• Exercise aim
From the entries below, pull out each line where "n正解率" appears.

• Given records
........

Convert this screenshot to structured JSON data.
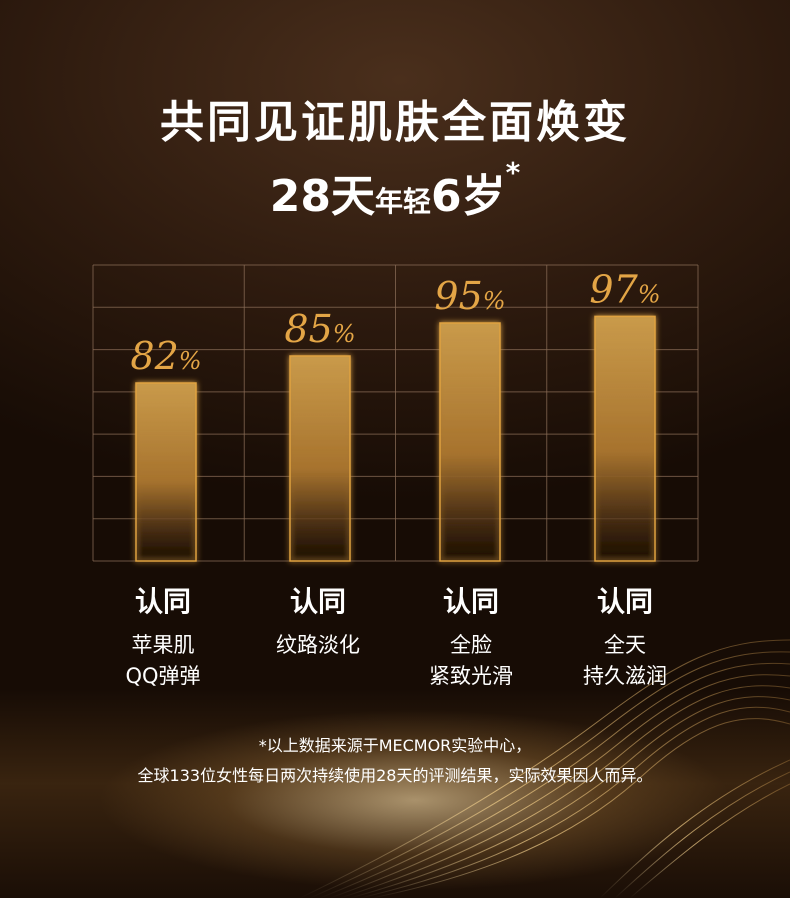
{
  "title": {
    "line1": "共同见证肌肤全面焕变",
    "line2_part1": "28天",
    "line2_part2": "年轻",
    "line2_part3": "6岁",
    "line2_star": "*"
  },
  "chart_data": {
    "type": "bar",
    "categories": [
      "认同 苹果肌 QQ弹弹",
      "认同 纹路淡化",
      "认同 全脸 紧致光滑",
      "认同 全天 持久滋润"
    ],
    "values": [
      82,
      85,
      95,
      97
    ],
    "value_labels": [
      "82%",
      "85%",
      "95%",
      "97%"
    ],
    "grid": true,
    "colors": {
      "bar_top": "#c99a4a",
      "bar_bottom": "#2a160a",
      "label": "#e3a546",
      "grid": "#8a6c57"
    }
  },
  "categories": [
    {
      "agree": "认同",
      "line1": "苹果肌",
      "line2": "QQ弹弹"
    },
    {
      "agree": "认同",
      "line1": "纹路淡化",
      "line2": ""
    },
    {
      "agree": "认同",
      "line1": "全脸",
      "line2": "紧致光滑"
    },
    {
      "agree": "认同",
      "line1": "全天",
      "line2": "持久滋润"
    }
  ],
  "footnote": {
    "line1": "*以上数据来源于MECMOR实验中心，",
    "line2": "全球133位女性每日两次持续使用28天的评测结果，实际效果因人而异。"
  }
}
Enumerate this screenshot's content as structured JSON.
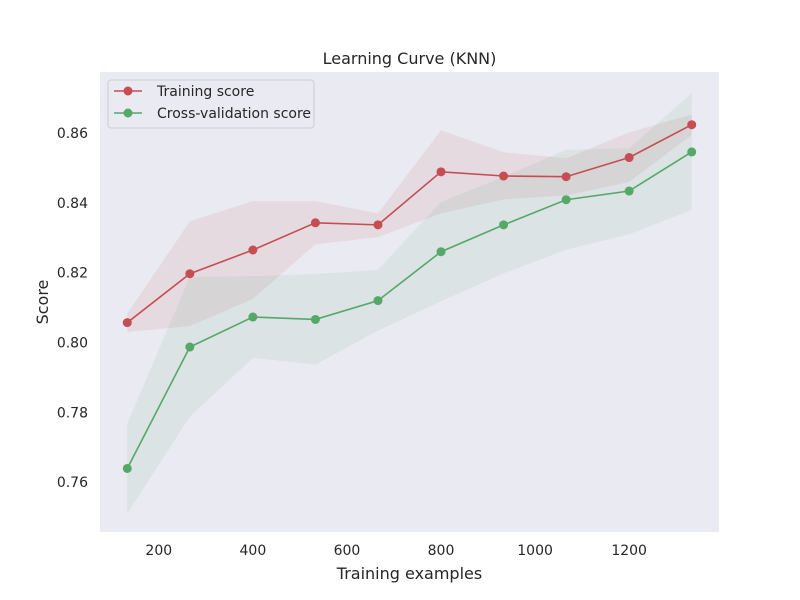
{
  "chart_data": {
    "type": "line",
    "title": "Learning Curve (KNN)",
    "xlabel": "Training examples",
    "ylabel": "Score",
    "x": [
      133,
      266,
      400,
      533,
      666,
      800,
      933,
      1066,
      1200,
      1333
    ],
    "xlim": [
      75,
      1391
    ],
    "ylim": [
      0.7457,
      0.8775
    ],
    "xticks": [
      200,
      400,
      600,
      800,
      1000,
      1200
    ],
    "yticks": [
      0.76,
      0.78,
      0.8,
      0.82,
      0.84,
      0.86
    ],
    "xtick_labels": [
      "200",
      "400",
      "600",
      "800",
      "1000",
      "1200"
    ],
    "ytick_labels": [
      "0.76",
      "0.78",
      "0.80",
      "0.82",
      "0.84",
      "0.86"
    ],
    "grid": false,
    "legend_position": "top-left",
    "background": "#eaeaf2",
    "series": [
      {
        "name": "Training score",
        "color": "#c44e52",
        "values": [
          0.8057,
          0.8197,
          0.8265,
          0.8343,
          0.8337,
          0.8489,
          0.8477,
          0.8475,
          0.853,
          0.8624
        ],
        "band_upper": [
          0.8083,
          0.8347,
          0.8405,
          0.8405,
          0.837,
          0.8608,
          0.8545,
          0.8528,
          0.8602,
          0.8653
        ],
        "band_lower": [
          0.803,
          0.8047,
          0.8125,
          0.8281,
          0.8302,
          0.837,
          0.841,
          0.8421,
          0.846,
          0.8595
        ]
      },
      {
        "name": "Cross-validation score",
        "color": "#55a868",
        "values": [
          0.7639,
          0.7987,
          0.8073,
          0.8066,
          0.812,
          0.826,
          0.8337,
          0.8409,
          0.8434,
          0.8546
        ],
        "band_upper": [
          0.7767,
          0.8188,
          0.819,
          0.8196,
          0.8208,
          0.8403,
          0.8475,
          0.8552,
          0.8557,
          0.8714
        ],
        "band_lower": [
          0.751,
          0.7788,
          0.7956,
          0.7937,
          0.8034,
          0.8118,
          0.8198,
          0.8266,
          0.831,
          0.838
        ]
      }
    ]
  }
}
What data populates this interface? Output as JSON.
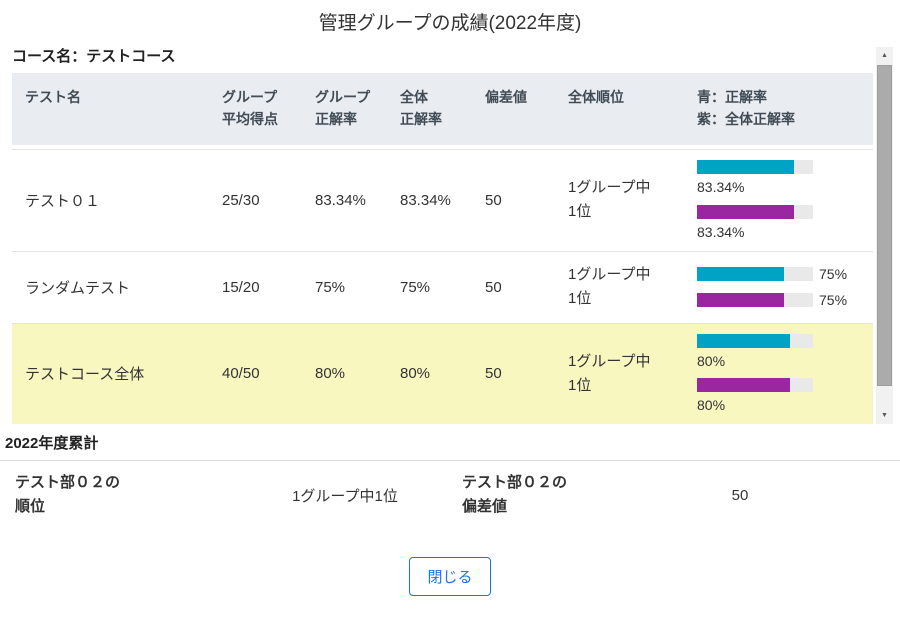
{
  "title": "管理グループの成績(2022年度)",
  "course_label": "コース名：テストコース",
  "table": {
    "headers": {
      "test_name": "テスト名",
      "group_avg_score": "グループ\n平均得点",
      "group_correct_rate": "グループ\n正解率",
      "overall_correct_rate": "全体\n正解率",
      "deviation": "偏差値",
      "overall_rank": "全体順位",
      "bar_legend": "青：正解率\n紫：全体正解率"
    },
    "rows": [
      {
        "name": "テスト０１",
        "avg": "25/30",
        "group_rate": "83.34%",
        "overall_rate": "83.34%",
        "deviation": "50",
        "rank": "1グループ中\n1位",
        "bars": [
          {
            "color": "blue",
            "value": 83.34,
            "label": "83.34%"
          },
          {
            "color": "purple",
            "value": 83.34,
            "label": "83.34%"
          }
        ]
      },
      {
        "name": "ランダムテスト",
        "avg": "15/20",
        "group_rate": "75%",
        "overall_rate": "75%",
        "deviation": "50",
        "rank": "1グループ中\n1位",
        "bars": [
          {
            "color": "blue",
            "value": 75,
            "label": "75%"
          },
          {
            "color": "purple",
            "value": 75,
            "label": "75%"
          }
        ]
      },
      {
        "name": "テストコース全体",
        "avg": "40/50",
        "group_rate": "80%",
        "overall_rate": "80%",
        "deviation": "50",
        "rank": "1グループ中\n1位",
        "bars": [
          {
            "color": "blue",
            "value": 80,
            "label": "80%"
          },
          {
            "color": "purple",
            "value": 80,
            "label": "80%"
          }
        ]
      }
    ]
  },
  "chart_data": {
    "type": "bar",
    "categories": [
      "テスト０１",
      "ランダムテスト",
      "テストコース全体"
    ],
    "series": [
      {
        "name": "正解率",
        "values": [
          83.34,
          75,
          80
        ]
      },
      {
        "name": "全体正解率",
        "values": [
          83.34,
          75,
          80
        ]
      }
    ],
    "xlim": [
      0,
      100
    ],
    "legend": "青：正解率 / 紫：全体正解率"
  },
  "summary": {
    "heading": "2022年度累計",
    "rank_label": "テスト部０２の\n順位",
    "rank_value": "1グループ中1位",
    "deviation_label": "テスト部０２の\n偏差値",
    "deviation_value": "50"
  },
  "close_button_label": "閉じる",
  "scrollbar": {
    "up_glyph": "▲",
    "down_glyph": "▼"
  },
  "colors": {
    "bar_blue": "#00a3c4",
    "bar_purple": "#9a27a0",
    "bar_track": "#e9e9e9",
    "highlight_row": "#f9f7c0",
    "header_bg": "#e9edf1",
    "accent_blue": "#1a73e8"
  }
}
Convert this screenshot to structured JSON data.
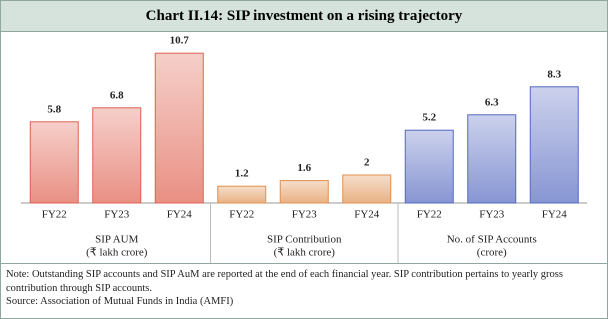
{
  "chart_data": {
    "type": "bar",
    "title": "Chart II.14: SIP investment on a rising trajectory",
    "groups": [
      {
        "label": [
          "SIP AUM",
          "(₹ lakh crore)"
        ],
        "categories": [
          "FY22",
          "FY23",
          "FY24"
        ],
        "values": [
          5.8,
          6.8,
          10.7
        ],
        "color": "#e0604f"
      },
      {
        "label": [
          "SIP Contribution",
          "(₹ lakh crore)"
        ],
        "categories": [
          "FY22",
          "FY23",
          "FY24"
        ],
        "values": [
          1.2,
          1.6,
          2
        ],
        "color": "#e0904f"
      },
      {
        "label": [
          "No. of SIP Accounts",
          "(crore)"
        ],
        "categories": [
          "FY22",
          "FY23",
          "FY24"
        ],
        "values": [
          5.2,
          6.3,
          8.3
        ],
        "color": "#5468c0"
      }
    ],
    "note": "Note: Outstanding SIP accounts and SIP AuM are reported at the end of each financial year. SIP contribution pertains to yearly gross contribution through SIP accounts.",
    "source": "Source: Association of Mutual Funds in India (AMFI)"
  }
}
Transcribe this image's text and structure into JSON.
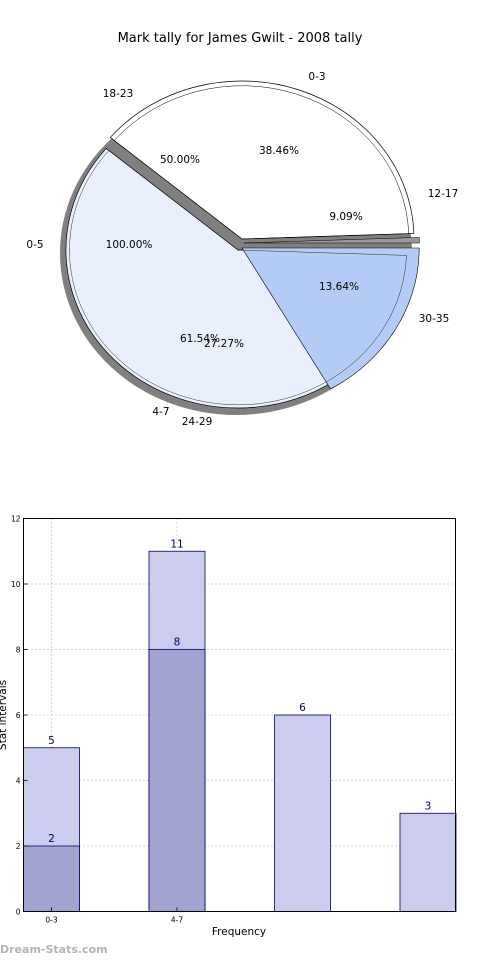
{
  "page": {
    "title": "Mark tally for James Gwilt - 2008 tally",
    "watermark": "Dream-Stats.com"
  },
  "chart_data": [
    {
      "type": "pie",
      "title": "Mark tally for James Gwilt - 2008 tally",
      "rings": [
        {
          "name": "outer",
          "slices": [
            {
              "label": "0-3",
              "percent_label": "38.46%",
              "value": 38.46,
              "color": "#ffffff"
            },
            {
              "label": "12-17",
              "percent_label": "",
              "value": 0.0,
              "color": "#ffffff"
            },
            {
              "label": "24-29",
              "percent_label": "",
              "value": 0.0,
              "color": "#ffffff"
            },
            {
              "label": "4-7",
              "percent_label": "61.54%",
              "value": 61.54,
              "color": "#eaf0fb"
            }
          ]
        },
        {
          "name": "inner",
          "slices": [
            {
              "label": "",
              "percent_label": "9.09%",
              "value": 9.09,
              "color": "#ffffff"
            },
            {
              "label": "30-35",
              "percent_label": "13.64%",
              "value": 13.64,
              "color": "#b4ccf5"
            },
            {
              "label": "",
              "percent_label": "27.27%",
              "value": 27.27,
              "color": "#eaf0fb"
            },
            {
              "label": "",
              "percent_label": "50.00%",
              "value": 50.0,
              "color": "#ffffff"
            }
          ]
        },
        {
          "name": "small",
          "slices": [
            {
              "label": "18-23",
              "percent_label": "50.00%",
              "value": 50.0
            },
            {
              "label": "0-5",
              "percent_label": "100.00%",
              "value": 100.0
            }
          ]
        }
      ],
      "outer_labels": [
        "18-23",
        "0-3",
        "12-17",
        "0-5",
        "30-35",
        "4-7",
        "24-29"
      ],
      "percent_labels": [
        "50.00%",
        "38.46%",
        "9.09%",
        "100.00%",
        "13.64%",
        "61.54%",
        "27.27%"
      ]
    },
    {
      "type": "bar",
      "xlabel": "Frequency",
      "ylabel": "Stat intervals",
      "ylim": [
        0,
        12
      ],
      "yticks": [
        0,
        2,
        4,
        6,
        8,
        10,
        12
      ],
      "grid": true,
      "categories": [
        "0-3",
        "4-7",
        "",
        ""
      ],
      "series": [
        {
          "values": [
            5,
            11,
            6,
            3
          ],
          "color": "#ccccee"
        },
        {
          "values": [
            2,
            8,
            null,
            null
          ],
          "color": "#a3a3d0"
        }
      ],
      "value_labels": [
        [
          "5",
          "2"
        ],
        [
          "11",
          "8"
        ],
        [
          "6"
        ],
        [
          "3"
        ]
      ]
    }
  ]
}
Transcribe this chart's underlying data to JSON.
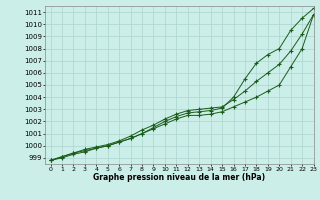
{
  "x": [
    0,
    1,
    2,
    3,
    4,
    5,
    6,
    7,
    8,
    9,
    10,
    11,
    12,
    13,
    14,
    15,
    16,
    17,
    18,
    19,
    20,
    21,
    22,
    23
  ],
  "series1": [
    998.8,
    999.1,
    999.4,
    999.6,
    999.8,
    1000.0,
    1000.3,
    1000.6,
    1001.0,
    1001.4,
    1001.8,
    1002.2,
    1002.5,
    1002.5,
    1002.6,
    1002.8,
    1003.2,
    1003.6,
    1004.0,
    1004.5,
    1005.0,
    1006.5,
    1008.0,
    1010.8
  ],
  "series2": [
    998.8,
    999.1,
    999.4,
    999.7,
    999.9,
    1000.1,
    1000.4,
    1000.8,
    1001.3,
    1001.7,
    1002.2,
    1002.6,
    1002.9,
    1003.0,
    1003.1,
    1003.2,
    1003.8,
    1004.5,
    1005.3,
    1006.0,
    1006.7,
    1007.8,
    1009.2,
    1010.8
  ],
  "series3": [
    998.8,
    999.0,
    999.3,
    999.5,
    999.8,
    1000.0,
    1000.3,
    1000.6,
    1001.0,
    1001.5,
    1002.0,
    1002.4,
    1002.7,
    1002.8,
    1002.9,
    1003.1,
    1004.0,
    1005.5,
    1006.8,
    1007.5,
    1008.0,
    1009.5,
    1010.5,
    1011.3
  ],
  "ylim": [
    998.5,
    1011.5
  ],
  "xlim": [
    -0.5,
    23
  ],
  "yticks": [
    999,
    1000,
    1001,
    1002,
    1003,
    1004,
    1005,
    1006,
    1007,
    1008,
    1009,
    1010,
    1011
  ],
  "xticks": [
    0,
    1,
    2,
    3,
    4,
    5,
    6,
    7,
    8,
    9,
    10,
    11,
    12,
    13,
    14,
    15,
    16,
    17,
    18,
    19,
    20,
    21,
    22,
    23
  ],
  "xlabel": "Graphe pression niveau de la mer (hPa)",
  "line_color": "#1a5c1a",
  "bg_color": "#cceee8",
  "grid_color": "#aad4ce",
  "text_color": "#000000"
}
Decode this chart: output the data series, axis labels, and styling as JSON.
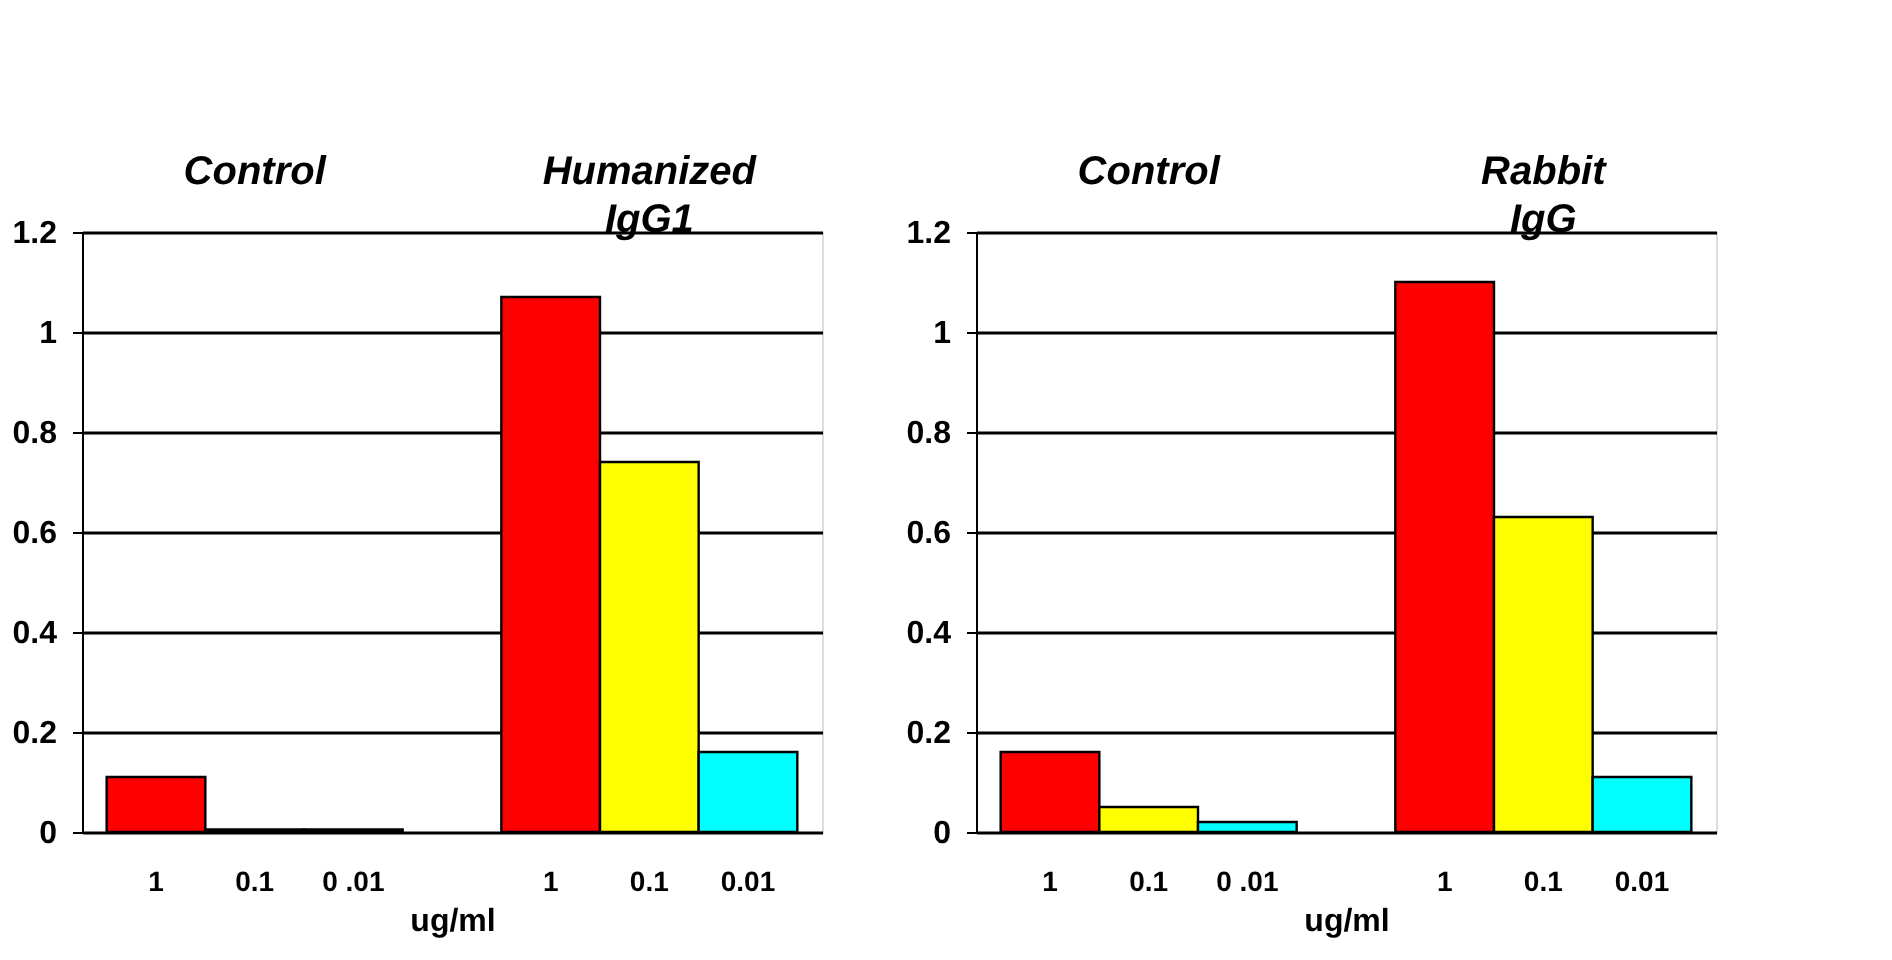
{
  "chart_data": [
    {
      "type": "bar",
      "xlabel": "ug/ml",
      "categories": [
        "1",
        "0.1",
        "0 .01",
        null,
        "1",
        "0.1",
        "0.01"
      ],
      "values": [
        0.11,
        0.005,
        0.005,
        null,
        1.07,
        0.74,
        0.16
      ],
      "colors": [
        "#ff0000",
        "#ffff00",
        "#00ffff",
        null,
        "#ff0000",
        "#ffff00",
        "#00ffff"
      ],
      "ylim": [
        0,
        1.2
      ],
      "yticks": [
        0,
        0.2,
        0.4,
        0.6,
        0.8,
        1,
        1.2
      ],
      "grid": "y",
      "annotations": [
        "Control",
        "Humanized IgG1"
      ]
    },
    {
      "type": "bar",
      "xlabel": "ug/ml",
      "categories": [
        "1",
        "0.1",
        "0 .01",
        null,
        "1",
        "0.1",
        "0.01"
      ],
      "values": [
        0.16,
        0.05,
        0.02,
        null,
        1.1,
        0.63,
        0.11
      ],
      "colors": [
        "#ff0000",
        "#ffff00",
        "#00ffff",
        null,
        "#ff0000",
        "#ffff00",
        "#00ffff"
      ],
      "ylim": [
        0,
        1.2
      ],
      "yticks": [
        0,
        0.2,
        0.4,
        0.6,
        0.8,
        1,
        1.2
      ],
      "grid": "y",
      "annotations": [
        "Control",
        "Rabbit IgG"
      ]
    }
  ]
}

........

• Answer to the task
      "group_correct_rate": "グループ\n正解率",
      "overall_correct_rate": "全体\n正解率",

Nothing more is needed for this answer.